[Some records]

## BEGIN

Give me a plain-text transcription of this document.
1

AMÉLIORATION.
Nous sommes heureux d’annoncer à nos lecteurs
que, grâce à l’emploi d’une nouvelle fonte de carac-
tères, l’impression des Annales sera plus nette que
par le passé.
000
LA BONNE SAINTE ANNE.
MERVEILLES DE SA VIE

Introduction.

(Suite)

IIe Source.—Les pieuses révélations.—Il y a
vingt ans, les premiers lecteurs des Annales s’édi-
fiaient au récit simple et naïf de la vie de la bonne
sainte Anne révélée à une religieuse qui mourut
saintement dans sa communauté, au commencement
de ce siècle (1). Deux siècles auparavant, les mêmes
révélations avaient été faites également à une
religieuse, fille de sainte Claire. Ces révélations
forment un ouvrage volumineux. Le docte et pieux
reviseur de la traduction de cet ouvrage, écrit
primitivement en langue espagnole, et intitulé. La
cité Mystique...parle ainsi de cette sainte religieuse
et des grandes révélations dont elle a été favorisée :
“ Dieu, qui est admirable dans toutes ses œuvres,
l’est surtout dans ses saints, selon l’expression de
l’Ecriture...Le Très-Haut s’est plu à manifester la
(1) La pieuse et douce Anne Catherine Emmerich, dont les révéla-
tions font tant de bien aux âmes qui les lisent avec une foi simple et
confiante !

## END

Search the data above for the string "dans" and return every line that has it.

saintement dans sa communauté, au commencement
“ Dieu, qui est admirable dans toutes ses œuvres,
l’est surtout dans ses saints, selon l’expression de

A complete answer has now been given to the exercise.